§ **What you are asked to do**: Would you copy out the whole listing exactly as given?

§ **Records about charts and figures**:
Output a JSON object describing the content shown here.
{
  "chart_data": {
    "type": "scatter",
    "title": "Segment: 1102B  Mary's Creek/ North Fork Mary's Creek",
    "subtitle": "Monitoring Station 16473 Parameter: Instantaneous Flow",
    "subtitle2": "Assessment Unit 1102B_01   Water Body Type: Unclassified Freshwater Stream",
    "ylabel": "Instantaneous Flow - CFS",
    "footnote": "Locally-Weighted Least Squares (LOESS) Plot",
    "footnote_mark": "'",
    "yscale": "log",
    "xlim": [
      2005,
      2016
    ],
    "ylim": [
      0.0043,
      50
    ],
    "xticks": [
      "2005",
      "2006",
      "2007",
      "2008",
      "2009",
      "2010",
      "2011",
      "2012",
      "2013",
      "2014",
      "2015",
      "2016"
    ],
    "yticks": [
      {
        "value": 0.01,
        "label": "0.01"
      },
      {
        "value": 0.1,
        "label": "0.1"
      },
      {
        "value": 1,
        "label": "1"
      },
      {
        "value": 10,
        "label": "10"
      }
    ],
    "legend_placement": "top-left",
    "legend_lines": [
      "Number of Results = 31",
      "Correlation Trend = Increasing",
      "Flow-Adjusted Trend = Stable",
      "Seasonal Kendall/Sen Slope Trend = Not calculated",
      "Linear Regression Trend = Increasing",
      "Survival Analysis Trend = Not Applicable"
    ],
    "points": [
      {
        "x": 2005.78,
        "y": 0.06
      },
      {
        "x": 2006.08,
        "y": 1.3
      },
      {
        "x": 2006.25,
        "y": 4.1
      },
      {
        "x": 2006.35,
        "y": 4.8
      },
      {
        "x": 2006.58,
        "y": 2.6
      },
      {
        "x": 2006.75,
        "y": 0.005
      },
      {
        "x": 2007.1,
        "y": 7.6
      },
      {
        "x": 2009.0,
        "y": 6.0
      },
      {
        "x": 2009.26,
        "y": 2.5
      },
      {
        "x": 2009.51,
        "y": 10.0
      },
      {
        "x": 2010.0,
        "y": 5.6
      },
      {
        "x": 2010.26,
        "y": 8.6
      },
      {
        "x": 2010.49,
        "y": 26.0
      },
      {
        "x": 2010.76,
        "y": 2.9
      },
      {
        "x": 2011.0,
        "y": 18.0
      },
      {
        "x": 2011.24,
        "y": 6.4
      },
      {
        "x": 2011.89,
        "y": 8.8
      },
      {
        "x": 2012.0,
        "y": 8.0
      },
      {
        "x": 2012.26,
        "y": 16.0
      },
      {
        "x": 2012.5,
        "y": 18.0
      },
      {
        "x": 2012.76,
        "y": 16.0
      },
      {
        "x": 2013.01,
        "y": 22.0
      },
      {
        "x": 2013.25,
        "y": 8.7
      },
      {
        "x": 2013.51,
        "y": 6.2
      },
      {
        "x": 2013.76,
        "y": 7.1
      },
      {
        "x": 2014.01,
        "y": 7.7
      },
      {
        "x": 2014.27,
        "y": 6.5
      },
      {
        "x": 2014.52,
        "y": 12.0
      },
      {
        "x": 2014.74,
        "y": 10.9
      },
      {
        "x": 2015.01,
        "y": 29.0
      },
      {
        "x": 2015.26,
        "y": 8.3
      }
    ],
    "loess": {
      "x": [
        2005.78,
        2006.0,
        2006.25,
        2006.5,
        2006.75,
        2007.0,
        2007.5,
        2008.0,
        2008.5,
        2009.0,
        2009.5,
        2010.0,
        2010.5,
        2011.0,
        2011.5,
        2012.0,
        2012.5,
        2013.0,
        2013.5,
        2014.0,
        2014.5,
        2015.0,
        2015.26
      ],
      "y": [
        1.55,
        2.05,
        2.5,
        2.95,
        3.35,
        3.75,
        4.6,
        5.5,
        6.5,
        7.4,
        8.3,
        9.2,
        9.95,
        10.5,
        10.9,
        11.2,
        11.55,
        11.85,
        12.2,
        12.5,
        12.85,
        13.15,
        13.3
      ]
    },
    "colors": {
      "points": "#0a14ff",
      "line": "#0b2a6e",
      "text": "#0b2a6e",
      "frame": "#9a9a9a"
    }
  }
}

§ **Answer to the exercise**:
Output a JSON object describing the content shown here.
{
  "chart_data": {
    "type": "scatter",
    "title": "Segment: 1102B  Mary's Creek/ North Fork Mary's Creek",
    "subtitle": "Monitoring Station 16473 Parameter: Instantaneous Flow",
    "subtitle2": "Assessment Unit 1102B_01   Water Body Type: Unclassified Freshwater Stream",
    "ylabel": "Instantaneous Flow - CFS",
    "footnote": "Locally-Weighted Least Squares (LOESS) Plot",
    "footnote_mark": "'",
    "yscale": "log",
    "xlim": [
      2005,
      2016
    ],
    "ylim": [
      0.0043,
      50
    ],
    "xticks": [
      "2005",
      "2006",
      "2007",
      "2008",
      "2009",
      "2010",
      "2011",
      "2012",
      "2013",
      "2014",
      "2015",
      "2016"
    ],
    "yticks": [
      {
        "value": 0.01,
        "label": "0.01"
      },
      {
        "value": 0.1,
        "label": "0.1"
      },
      {
        "value": 1,
        "label": "1"
      },
      {
        "value": 10,
        "label": "10"
      }
    ],
    "legend_placement": "top-left",
    "legend_lines": [
      "Number of Results = 31",
      "Correlation Trend = Increasing",
      "Flow-Adjusted Trend = Stable",
      "Seasonal Kendall/Sen Slope Trend = Not calculated",
      "Linear Regression Trend = Increasing",
      "Survival Analysis Trend = Not Applicable"
    ],
    "points": [
      {
        "x": 2005.78,
        "y": 0.06
      },
      {
        "x": 2006.08,
        "y": 1.3
      },
      {
        "x": 2006.25,
        "y": 4.1
      },
      {
        "x": 2006.35,
        "y": 4.8
      },
      {
        "x": 2006.58,
        "y": 2.6
      },
      {
        "x": 2006.75,
        "y": 0.005
      },
      {
        "x": 2007.1,
        "y": 7.6
      },
      {
        "x": 2009.0,
        "y": 6.0
      },
      {
        "x": 2009.26,
        "y": 2.5
      },
      {
        "x": 2009.51,
        "y": 10.0
      },
      {
        "x": 2010.0,
        "y": 5.6
      },
      {
        "x": 2010.26,
        "y": 8.6
      },
      {
        "x": 2010.49,
        "y": 26.0
      },
      {
        "x": 2010.76,
        "y": 2.9
      },
      {
        "x": 2011.0,
        "y": 18.0
      },
      {
        "x": 2011.24,
        "y": 6.4
      },
      {
        "x": 2011.89,
        "y": 8.8
      },
      {
        "x": 2012.0,
        "y": 8.0
      },
      {
        "x": 2012.26,
        "y": 16.0
      },
      {
        "x": 2012.5,
        "y": 18.0
      },
      {
        "x": 2012.76,
        "y": 16.0
      },
      {
        "x": 2013.01,
        "y": 22.0
      },
      {
        "x": 2013.25,
        "y": 8.7
      },
      {
        "x": 2013.51,
        "y": 6.2
      },
      {
        "x": 2013.76,
        "y": 7.1
      },
      {
        "x": 2014.01,
        "y": 7.7
      },
      {
        "x": 2014.27,
        "y": 6.5
      },
      {
        "x": 2014.52,
        "y": 12.0
      },
      {
        "x": 2014.74,
        "y": 10.9
      },
      {
        "x": 2015.01,
        "y": 29.0
      },
      {
        "x": 2015.26,
        "y": 8.3
      }
    ],
    "loess": {
      "x": [
        2005.78,
        2006.0,
        2006.25,
        2006.5,
        2006.75,
        2007.0,
        2007.5,
        2008.0,
        2008.5,
        2009.0,
        2009.5,
        2010.0,
        2010.5,
        2011.0,
        2011.5,
        2012.0,
        2012.5,
        2013.0,
        2013.5,
        2014.0,
        2014.5,
        2015.0,
        2015.26
      ],
      "y": [
        1.55,
        2.05,
        2.5,
        2.95,
        3.35,
        3.75,
        4.6,
        5.5,
        6.5,
        7.4,
        8.3,
        9.2,
        9.95,
        10.5,
        10.9,
        11.2,
        11.55,
        11.85,
        12.2,
        12.5,
        12.85,
        13.15,
        13.3
      ]
    },
    "colors": {
      "points": "#0a14ff",
      "line": "#0b2a6e",
      "text": "#0b2a6e",
      "frame": "#9a9a9a"
    }
  }
}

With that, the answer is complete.